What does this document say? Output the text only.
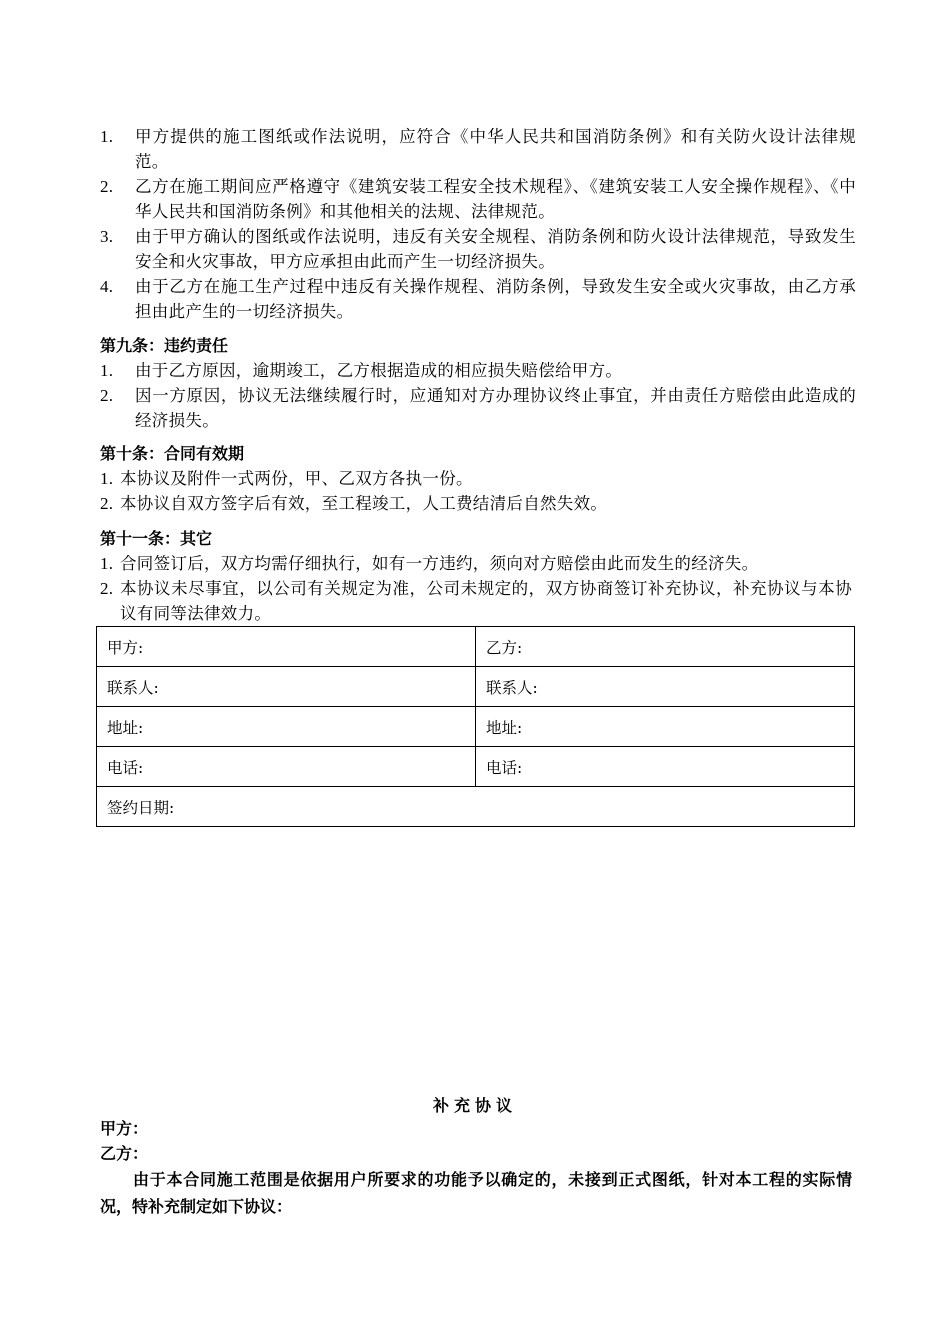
1.	甲方提供的施工图纸或作法说明，应符合《中华人民共和国消防条例》和有关防火设计法律规范。
2.	乙方在施工期间应严格遵守《建筑安装工程安全技术规程》、《建筑安装工人安全操作规程》、《中华人民共和国消防条例》和其他相关的法规、法律规范。
3.	由于甲方确认的图纸或作法说明，违反有关安全规程、消防条例和防火设计法律规范，导致发生安全和火灾事故，甲方应承担由此而产生一切经济损失。
4.	由于乙方在施工生产过程中违反有关操作规程、消防条例，导致发生安全或火灾事故，由乙方承担由此产生的一切经济损失。
第九条：违约责任
1.	由于乙方原因，逾期竣工，乙方根据造成的相应损失赔偿给甲方。
2.	因一方原因，协议无法继续履行时，应通知对方办理协议终止事宜，并由责任方赔偿由此造成的经济损失。
第十条：合同有效期
1. 本协议及附件一式两份，甲、乙双方各执一份。
2. 本协议自双方签字后有效，至工程竣工，人工费结清后自然失效。
第十一条：其它
1. 合同签订后，双方均需仔细执行，如有一方违约，须向对方赔偿由此而发生的经济失。
2. 本协议未尽事宜，以公司有关规定为准，公司未规定的，双方协商签订补充协议，补充协议与本协议有同等法律效力。
甲方:	乙方:
联系人:	联系人:
地址:	地址:
电话:	电话:
签约日期:	
补充协议
甲方：
乙方：
由于本合同施工范围是依据用户所要求的功能予以确定的，未接到正式图纸，针对本工程的实际情况，特补充制定如下协议：
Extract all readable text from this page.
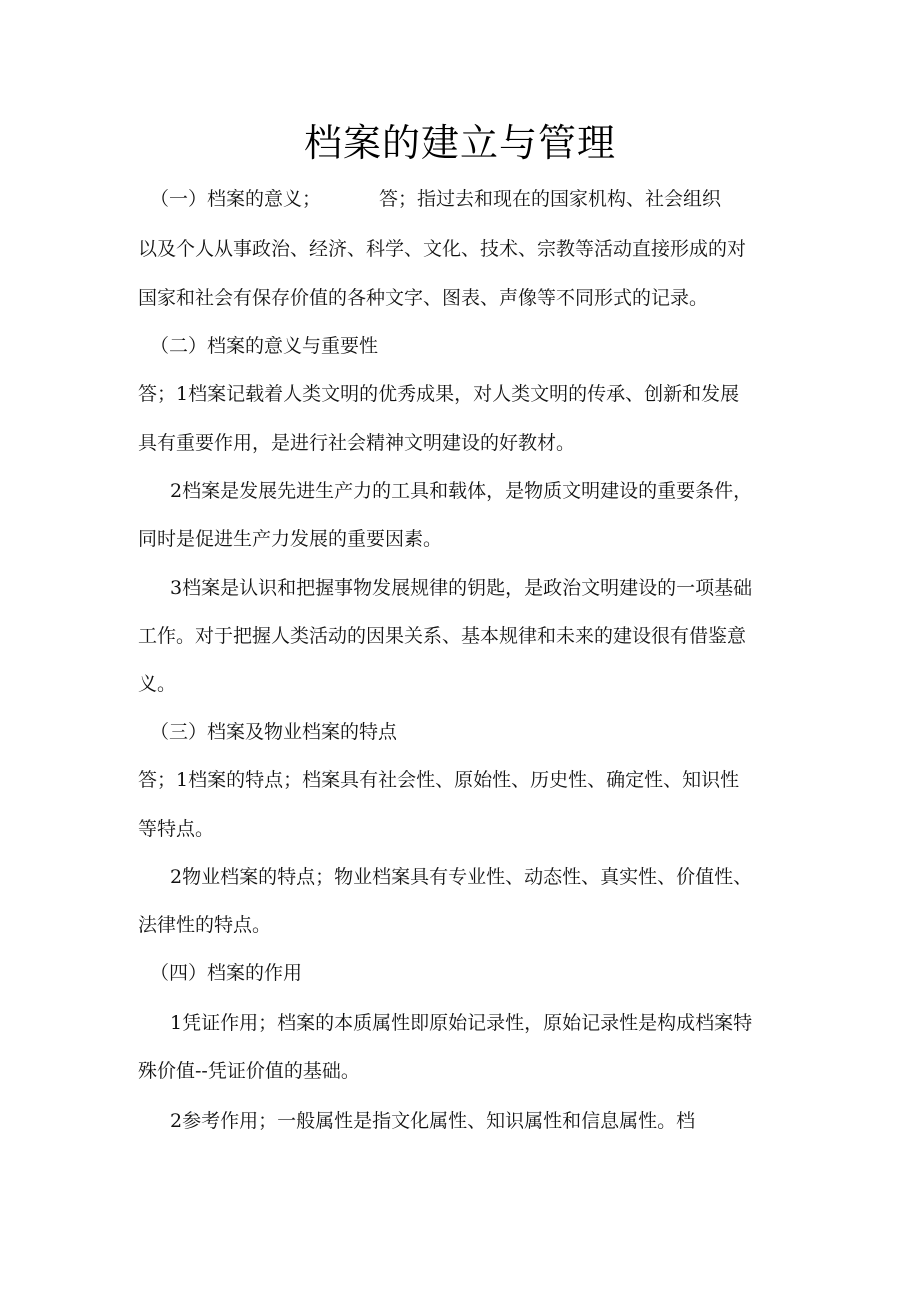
档案的建立与管理
（一）档案的意义；	答；指过去和现在的国家机构、社会组织
以及个人从事政治、经济、科学、文化、技术、宗教等活动直接形成的对
国家和社会有保存价值的各种文字、图表、声像等不同形式的记录。
（二）档案的意义与重要性
答；1档案记载着人类文明的优秀成果，对人类文明的传承、创新和发展
具有重要作用，是进行社会精神文明建设的好教材。
2档案是发展先进生产力的工具和载体，是物质文明建设的重要条件，
同时是促进生产力发展的重要因素。
3档案是认识和把握事物发展规律的钥匙，是政治文明建设的一项基础
工作。对于把握人类活动的因果关系、基本规律和未来的建设很有借鉴意
义。
（三）档案及物业档案的特点
答；1档案的特点；档案具有社会性、原始性、历史性、确定性、知识性
等特点。
2物业档案的特点；物业档案具有专业性、动态性、真实性、价值性、
法律性的特点。
（四）档案的作用
1凭证作用；档案的本质属性即原始记录性，原始记录性是构成档案特
殊价值--凭证价值的基础。
2参考作用；一般属性是指文化属性、知识属性和信息属性。档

——

Identify the lines of the entries containing the string "text". Copy each such line.

▸ **TASK OUTPUT**:
What does this document say? Output the text only.
Extract all readable text from this page.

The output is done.